[Rows from a dataset]

::::::::

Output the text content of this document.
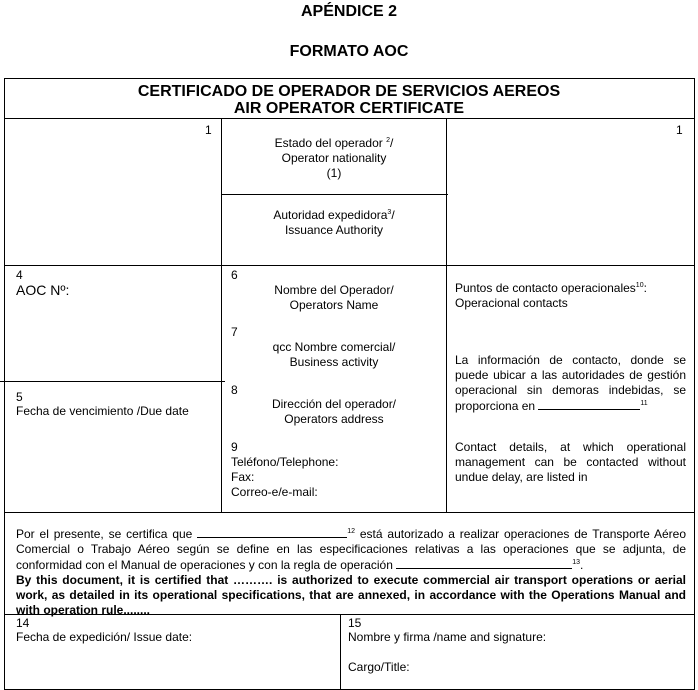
APÉNDICE 2
FORMATO AOC
CERTIFICADO DE OPERADOR DE SERVICIOS AEREOS
AIR OPERATOR CERTIFICATE
1	1
Estado del operador $^2$/
Operator nationality
(1)
Autoridad expedidora$^3$/
Issuance Authority
4
AOC Nº:
5
Fecha de vencimiento /Due date
6
Nombre del Operador/
Operators Name
7
qcc Nombre comercial/
Business activity
8
Dirección del operador/
Operators address
9
Teléfono/Telephone:
Fax:
Correo-e/e-mail:
Puntos de contacto operacionales$^{10}$:
Operacional contacts
La información de contacto, donde se puede ubicar a las autoridades de gestión operacional sin demoras indebidas, se proporciona en	$^{11}$
Contact details, at which operational management can be contacted without undue delay, are listed in
Por el presente, se certifica que	$^{12}$ está autorizado a realizar operaciones de Transporte Aéreo Comercial o Trabajo Aéreo según se define en las especificaciones relativas a las operaciones que se adjunta, de conformidad con el Manual de operaciones y con la regla de operación	$^{13}$.
By this document, it is certified that ………. is authorized to execute commercial air transport operations or aerial work, as detailed in its operational specifications, that are annexed, in accordance with the Operations Manual and with operation rule........
14
Fecha de expedición/ Issue date:
15
Nombre y firma /name and signature:
Cargo/Title:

::::::::

- _Problem to solve_
Transcribe the records above exactly, omitting every picture they contain.

- _The completed task_
Output the text content of this document.
APÉNDICE 2
FORMATO AOC
CERTIFICADO DE OPERADOR DE SERVICIOS AEREOS
AIR OPERATOR CERTIFICATE
1	1
Estado del operador $^2$/
Operator nationality
(1)
Autoridad expedidora$^3$/
Issuance Authority
4
AOC Nº:
5
Fecha de vencimiento /Due date
6
Nombre del Operador/
Operators Name
7
qcc Nombre comercial/
Business activity
8
Dirección del operador/
Operators address
9
Teléfono/Telephone:
Fax:
Correo-e/e-mail:
Puntos de contacto operacionales$^{10}$:
Operacional contacts
La información de contacto, donde se puede ubicar a las autoridades de gestión operacional sin demoras indebidas, se proporciona en	$^{11}$
Contact details, at which operational management can be contacted without undue delay, are listed in
Por el presente, se certifica que	$^{12}$ está autorizado a realizar operaciones de Transporte Aéreo Comercial o Trabajo Aéreo según se define en las especificaciones relativas a las operaciones que se adjunta, de conformidad con el Manual de operaciones y con la regla de operación	$^{13}$.
By this document, it is certified that ………. is authorized to execute commercial air transport operations or aerial work, as detailed in its operational specifications, that are annexed, in accordance with the Operations Manual and with operation rule........
14
Fecha de expedición/ Issue date:
15
Nombre y firma /name and signature:
Cargo/Title:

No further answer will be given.